[Recorded data]
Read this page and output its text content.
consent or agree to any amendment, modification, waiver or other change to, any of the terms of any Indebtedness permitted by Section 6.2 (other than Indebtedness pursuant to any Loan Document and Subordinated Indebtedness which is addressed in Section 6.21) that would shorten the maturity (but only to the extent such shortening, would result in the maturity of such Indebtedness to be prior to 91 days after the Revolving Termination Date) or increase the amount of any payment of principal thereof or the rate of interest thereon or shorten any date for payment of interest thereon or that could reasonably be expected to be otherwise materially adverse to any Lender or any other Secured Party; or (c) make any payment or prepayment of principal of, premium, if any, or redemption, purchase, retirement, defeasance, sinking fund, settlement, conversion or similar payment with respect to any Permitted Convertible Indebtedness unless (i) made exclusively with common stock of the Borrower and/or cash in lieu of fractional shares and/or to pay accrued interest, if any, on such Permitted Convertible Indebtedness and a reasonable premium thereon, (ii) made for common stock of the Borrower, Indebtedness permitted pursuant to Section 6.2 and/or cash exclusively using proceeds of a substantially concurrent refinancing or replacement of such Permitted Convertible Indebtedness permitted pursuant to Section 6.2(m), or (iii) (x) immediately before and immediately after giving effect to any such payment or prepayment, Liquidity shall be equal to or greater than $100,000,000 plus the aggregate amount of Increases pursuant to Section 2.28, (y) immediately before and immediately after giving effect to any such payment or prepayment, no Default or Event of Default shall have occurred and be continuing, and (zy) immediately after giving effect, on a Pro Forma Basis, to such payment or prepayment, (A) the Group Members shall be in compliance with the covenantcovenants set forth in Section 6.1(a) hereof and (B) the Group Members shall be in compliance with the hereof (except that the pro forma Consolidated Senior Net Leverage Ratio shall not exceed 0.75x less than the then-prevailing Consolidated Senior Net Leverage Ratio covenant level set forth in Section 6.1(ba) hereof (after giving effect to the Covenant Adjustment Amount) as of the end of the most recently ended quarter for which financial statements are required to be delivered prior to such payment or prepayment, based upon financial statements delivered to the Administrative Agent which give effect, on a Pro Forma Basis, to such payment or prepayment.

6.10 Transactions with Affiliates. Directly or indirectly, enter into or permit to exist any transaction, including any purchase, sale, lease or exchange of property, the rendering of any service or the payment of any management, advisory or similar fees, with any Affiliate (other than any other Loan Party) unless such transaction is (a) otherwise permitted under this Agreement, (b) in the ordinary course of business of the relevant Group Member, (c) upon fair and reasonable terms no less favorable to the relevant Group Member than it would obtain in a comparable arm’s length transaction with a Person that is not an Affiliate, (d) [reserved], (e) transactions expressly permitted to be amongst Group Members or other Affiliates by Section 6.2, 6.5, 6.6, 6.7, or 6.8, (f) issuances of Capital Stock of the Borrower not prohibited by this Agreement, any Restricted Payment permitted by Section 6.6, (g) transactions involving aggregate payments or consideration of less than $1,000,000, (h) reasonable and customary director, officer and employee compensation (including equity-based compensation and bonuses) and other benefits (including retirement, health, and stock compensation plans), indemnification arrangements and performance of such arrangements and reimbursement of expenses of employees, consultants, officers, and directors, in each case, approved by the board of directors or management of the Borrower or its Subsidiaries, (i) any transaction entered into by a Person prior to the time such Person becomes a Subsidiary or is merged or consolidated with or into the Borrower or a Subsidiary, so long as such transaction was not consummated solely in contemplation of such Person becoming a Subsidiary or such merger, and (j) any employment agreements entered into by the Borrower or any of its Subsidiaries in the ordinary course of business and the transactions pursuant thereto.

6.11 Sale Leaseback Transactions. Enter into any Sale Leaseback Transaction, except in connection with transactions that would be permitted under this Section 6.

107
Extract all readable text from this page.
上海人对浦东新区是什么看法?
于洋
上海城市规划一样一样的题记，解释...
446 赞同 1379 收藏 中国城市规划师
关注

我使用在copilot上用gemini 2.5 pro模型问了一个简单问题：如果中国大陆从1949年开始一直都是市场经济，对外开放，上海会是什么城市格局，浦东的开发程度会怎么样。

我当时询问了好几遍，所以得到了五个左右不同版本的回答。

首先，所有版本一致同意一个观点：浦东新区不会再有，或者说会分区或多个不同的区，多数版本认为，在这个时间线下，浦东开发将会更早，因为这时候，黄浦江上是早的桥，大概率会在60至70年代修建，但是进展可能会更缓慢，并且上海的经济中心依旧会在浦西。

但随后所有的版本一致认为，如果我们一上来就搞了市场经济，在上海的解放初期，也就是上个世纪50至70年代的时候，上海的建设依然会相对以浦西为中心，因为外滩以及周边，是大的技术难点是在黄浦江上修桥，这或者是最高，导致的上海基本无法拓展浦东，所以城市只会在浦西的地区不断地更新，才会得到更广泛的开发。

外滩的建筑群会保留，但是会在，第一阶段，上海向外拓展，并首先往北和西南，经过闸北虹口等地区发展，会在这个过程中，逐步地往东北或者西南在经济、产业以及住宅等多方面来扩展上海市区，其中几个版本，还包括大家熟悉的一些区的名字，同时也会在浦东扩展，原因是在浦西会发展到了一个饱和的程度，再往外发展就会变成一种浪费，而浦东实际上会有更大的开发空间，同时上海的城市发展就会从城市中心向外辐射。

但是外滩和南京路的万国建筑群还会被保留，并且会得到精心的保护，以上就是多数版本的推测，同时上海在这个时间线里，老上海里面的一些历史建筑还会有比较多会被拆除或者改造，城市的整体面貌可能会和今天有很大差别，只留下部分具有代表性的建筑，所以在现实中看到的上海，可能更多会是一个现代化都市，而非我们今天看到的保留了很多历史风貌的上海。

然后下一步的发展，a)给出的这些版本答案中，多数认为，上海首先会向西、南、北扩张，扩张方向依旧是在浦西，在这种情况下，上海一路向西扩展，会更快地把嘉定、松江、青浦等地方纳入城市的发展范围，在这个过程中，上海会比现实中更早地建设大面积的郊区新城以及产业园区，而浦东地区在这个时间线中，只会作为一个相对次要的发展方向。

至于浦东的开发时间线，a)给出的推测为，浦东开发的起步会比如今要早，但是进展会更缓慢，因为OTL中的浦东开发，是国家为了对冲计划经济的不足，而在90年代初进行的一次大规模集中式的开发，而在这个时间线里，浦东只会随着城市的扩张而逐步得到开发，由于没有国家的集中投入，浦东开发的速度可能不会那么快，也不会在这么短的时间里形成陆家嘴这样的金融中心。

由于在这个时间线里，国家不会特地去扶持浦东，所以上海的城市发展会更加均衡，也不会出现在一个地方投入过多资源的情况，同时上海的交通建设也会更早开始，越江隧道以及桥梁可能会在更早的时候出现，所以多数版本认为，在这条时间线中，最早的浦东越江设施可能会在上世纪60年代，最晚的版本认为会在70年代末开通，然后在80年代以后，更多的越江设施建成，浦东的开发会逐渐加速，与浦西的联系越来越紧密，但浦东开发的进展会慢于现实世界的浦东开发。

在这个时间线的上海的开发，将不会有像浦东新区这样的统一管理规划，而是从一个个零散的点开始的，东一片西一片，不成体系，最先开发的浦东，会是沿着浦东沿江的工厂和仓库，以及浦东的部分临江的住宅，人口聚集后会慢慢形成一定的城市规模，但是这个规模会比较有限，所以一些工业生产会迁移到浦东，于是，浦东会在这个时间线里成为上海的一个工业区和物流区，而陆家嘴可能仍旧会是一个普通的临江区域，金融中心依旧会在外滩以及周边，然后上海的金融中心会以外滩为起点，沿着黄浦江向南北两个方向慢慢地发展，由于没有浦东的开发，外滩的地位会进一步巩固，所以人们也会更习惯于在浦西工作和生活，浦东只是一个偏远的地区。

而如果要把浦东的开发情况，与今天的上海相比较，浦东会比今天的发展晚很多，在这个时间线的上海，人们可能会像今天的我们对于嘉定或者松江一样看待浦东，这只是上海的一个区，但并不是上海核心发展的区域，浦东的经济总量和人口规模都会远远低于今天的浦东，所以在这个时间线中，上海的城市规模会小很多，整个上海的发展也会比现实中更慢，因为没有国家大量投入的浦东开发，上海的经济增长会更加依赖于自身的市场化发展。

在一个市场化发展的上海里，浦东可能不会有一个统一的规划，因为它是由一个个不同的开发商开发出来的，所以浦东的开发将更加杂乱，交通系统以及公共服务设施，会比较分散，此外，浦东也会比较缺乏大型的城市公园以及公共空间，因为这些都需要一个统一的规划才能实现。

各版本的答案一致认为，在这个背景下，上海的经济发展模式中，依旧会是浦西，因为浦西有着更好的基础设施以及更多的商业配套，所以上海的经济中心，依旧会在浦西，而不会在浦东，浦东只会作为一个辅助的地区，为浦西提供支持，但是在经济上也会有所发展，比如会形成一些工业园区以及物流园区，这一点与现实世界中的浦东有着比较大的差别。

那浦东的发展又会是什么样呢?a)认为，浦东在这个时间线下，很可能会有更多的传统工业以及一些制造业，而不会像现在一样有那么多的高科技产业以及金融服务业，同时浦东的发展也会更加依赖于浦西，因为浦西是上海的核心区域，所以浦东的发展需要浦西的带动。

● **Objective**
List each line of the entries that holds the string "text".

● **Final answer**
Read this page and output its text content.
Extract all readable text from this page.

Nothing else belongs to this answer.